Among the records below, find the lines containing "Raspberry" and state only how many there are.

====== Data provided ======

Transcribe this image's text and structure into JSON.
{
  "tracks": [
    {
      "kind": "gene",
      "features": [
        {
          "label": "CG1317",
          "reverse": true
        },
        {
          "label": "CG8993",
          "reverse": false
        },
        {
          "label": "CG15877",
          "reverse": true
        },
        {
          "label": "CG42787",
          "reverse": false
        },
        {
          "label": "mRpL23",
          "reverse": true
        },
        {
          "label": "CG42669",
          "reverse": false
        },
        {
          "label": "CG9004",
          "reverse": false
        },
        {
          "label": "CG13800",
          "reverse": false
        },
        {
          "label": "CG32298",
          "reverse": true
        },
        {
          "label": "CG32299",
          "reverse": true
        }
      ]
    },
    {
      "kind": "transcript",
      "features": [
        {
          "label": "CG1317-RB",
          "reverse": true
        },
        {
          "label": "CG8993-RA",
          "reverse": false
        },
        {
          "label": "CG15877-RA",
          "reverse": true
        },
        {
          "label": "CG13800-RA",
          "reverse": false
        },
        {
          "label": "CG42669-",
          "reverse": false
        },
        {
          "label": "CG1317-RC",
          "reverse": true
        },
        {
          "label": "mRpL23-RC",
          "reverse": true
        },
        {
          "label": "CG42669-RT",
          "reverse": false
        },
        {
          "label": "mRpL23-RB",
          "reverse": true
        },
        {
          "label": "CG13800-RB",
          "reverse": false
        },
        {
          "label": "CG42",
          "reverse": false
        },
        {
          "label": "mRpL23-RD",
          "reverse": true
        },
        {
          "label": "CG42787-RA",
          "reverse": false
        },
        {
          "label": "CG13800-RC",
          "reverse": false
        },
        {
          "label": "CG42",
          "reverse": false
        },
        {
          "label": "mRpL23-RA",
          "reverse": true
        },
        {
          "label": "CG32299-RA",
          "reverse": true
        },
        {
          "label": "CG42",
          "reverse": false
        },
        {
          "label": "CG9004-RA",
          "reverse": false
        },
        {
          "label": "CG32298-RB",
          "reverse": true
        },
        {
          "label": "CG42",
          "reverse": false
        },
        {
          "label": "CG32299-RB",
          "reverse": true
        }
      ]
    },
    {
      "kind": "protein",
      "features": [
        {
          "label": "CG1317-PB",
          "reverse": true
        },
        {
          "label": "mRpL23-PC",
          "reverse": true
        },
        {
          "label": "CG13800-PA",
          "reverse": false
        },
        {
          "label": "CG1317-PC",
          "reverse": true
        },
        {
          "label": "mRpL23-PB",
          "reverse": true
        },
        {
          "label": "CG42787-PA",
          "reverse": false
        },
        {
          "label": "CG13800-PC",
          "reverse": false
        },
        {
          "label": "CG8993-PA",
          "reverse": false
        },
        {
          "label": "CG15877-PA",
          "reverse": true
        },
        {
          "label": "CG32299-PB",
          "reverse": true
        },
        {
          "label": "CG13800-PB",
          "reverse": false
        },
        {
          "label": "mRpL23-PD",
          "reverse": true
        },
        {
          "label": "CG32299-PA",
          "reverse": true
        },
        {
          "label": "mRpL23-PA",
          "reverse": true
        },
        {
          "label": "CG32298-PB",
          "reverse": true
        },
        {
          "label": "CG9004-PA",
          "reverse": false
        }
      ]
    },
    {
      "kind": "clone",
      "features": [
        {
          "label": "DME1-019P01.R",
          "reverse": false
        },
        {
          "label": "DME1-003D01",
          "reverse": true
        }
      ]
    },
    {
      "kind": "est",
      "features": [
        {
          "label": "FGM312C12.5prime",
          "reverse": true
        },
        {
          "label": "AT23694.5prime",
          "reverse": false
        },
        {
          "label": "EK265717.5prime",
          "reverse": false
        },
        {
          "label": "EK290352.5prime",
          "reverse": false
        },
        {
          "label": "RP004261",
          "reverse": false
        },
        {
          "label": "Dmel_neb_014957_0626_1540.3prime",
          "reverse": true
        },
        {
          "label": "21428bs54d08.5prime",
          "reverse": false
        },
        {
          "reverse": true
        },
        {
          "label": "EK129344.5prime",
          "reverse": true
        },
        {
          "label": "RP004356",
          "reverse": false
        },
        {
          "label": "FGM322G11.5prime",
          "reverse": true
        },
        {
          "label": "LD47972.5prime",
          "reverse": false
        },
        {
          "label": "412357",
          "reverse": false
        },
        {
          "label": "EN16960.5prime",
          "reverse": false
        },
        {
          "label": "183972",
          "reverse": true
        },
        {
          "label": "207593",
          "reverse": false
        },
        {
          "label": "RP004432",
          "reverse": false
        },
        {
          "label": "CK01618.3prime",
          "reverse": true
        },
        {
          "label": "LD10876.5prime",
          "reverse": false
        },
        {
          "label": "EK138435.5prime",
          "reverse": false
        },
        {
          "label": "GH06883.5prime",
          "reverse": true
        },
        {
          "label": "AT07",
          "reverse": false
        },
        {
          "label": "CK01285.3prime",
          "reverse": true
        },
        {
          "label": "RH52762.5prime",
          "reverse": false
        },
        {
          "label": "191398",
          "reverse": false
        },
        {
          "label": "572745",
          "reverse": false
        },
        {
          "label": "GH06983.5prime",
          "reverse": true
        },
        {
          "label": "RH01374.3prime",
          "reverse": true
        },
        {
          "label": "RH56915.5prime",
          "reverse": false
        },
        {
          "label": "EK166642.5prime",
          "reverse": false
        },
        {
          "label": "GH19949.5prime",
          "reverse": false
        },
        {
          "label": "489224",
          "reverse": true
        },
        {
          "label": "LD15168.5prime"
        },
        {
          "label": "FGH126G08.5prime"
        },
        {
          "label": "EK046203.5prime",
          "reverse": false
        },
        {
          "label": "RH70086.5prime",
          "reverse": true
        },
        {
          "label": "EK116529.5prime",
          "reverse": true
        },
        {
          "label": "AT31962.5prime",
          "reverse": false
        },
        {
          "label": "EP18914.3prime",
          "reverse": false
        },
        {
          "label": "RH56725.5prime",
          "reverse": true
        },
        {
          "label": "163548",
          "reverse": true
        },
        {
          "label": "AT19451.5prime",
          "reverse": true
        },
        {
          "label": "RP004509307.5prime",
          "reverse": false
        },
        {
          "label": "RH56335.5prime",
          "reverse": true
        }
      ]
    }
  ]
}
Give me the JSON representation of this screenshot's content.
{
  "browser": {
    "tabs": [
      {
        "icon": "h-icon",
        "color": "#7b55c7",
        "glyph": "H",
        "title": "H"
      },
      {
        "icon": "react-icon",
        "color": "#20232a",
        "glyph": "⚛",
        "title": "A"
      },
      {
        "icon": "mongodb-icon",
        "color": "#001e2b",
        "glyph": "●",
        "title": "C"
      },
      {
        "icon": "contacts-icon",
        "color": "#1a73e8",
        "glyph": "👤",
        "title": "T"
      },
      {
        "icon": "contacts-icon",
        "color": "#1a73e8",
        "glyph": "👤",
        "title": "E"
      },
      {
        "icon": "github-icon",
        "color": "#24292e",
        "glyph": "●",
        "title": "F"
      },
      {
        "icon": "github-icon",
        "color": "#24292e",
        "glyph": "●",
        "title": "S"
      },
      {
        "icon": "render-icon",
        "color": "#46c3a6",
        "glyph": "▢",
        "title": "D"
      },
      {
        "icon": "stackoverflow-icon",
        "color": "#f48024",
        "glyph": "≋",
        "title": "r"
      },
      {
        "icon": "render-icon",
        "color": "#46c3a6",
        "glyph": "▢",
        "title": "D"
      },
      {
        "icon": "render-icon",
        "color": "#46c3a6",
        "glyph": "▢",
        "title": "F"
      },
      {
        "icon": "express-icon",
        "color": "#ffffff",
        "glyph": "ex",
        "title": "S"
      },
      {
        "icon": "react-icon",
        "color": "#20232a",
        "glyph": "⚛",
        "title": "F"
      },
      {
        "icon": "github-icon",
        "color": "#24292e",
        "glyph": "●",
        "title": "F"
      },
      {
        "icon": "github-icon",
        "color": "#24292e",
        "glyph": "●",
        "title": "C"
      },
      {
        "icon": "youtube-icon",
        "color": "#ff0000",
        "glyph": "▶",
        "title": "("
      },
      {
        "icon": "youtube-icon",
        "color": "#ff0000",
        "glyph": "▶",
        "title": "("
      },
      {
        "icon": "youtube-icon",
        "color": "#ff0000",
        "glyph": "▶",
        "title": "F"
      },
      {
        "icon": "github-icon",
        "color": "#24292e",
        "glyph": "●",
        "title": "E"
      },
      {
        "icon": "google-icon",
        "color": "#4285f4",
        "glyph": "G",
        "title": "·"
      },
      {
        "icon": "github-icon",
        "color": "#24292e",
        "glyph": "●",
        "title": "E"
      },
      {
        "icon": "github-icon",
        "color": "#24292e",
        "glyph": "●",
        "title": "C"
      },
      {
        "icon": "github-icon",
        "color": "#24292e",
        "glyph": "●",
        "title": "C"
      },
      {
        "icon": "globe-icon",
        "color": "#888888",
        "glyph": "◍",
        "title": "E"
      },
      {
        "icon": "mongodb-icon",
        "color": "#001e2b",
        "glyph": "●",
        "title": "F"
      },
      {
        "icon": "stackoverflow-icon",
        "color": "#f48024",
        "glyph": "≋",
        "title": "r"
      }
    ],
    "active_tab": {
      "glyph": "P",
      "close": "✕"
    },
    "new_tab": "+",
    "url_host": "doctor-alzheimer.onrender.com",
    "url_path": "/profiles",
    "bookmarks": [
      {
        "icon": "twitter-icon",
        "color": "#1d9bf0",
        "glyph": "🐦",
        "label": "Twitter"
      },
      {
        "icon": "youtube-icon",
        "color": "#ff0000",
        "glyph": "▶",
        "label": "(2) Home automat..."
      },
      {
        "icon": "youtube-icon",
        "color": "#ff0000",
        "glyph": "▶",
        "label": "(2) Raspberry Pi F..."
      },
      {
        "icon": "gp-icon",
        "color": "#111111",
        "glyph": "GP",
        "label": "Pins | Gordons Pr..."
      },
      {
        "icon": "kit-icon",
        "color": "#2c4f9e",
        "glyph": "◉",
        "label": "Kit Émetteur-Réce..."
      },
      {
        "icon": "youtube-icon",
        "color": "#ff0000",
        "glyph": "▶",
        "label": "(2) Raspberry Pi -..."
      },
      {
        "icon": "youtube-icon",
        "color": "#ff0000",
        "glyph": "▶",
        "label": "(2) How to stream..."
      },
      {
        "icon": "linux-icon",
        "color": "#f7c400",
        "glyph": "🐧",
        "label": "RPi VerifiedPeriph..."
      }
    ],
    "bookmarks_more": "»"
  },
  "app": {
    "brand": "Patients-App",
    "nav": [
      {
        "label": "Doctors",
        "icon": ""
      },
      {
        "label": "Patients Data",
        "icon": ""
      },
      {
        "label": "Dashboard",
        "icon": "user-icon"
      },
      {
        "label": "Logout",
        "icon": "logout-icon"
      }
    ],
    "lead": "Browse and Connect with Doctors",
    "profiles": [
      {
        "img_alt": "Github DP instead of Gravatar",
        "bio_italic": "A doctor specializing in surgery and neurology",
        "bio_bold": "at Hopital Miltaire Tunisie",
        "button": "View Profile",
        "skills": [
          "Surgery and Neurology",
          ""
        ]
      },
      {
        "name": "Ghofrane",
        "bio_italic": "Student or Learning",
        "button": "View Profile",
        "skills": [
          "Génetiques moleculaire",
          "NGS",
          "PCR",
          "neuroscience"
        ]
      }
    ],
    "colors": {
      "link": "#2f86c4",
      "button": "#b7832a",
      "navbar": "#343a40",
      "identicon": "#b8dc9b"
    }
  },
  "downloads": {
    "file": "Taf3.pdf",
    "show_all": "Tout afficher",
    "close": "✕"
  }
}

======

Written solution
2